## Begin
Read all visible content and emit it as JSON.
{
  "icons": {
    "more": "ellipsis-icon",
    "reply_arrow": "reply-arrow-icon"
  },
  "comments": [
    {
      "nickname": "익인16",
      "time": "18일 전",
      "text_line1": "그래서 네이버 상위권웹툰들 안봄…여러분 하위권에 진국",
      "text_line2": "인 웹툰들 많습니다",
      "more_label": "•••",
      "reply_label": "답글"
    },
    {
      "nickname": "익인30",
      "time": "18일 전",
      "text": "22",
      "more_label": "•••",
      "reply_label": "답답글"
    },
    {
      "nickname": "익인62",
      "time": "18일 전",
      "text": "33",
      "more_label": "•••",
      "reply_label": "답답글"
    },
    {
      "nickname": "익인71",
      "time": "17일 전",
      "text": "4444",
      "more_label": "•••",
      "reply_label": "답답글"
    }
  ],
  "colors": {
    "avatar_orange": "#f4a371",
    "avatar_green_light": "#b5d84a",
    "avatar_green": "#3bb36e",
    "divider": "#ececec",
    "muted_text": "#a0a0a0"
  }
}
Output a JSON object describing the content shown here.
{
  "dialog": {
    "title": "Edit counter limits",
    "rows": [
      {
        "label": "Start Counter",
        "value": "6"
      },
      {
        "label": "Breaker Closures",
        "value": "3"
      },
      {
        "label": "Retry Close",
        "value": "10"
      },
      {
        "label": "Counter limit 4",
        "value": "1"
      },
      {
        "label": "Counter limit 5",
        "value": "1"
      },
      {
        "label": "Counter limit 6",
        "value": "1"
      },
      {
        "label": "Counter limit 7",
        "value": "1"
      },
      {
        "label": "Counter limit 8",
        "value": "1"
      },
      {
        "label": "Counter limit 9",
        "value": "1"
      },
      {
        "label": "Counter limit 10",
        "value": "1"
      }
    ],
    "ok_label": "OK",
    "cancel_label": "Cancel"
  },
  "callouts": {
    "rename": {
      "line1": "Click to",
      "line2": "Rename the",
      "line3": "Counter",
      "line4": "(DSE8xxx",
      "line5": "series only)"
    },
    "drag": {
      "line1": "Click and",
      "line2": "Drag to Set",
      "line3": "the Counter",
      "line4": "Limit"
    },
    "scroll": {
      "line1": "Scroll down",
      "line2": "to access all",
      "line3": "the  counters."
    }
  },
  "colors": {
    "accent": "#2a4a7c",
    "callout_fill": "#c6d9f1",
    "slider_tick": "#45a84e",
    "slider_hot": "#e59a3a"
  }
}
## End
__What the exercise asks__
Your task is to quote all of the data word for word.

__Full response__
Read all visible content and emit it as JSON.
{
  "icons": {
    "more": "ellipsis-icon",
    "reply_arrow": "reply-arrow-icon"
  },
  "comments": [
    {
      "nickname": "익인16",
      "time": "18일 전",
      "text_line1": "그래서 네이버 상위권웹툰들 안봄…여러분 하위권에 진국",
      "text_line2": "인 웹툰들 많습니다",
      "more_label": "•••",
      "reply_label": "답글"
    },
    {
      "nickname": "익인30",
      "time": "18일 전",
      "text": "22",
      "more_label": "•••",
      "reply_label": "답답글"
    },
    {
      "nickname": "익인62",
      "time": "18일 전",
      "text": "33",
      "more_label": "•••",
      "reply_label": "답답글"
    },
    {
      "nickname": "익인71",
      "time": "17일 전",
      "text": "4444",
      "more_label": "•••",
      "reply_label": "답답글"
    }
  ],
  "colors": {
    "avatar_orange": "#f4a371",
    "avatar_green_light": "#b5d84a",
    "avatar_green": "#3bb36e",
    "divider": "#ececec",
    "muted_text": "#a0a0a0"
  }
}
Output a JSON object describing the content shown here.
{
  "dialog": {
    "title": "Edit counter limits",
    "rows": [
      {
        "label": "Start Counter",
        "value": "6"
      },
      {
        "label": "Breaker Closures",
        "value": "3"
      },
      {
        "label": "Retry Close",
        "value": "10"
      },
      {
        "label": "Counter limit 4",
        "value": "1"
      },
      {
        "label": "Counter limit 5",
        "value": "1"
      },
      {
        "label": "Counter limit 6",
        "value": "1"
      },
      {
        "label": "Counter limit 7",
        "value": "1"
      },
      {
        "label": "Counter limit 8",
        "value": "1"
      },
      {
        "label": "Counter limit 9",
        "value": "1"
      },
      {
        "label": "Counter limit 10",
        "value": "1"
      }
    ],
    "ok_label": "OK",
    "cancel_label": "Cancel"
  },
  "callouts": {
    "rename": {
      "line1": "Click to",
      "line2": "Rename the",
      "line3": "Counter",
      "line4": "(DSE8xxx",
      "line5": "series only)"
    },
    "drag": {
      "line1": "Click and",
      "line2": "Drag to Set",
      "line3": "the Counter",
      "line4": "Limit"
    },
    "scroll": {
      "line1": "Scroll down",
      "line2": "to access all",
      "line3": "the  counters."
    }
  },
  "colors": {
    "accent": "#2a4a7c",
    "callout_fill": "#c6d9f1",
    "slider_tick": "#45a84e",
    "slider_hot": "#e59a3a"
  }
}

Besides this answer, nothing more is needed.